* Brief *
Go through the data below. Pull out every line that has the word "PANCASILA".

Collected data entries:
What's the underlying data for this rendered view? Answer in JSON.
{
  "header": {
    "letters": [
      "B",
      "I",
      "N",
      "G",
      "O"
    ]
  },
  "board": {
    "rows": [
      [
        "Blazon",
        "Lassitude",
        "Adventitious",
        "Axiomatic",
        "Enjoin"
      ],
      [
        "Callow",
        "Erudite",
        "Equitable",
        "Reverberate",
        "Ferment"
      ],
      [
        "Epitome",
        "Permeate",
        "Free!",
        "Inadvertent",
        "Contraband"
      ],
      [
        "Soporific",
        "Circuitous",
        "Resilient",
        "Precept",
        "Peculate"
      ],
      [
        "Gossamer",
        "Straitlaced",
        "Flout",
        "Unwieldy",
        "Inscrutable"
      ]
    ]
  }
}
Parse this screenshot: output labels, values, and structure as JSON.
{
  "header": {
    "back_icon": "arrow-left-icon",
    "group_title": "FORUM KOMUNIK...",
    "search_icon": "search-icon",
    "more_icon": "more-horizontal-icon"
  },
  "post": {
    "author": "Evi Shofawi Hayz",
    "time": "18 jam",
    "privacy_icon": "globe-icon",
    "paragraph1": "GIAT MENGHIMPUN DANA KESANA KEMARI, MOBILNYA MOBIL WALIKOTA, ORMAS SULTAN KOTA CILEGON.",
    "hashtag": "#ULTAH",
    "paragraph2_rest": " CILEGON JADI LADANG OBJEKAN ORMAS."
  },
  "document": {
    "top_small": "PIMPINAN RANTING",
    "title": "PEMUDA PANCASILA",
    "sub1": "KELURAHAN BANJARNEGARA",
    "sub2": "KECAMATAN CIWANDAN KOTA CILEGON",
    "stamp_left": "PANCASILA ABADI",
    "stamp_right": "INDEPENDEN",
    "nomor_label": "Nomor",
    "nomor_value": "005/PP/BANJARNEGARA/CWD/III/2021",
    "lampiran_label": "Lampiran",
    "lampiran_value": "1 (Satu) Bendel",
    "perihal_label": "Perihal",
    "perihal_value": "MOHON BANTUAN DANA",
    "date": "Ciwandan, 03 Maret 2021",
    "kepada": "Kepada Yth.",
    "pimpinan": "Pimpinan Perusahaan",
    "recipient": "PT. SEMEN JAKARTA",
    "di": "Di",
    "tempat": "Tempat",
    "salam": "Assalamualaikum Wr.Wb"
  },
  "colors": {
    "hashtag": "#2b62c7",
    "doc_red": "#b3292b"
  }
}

* The reply *
    "title": "PEMUDA PANCASILA",
    "stamp_left": "PANCASILA ABADI",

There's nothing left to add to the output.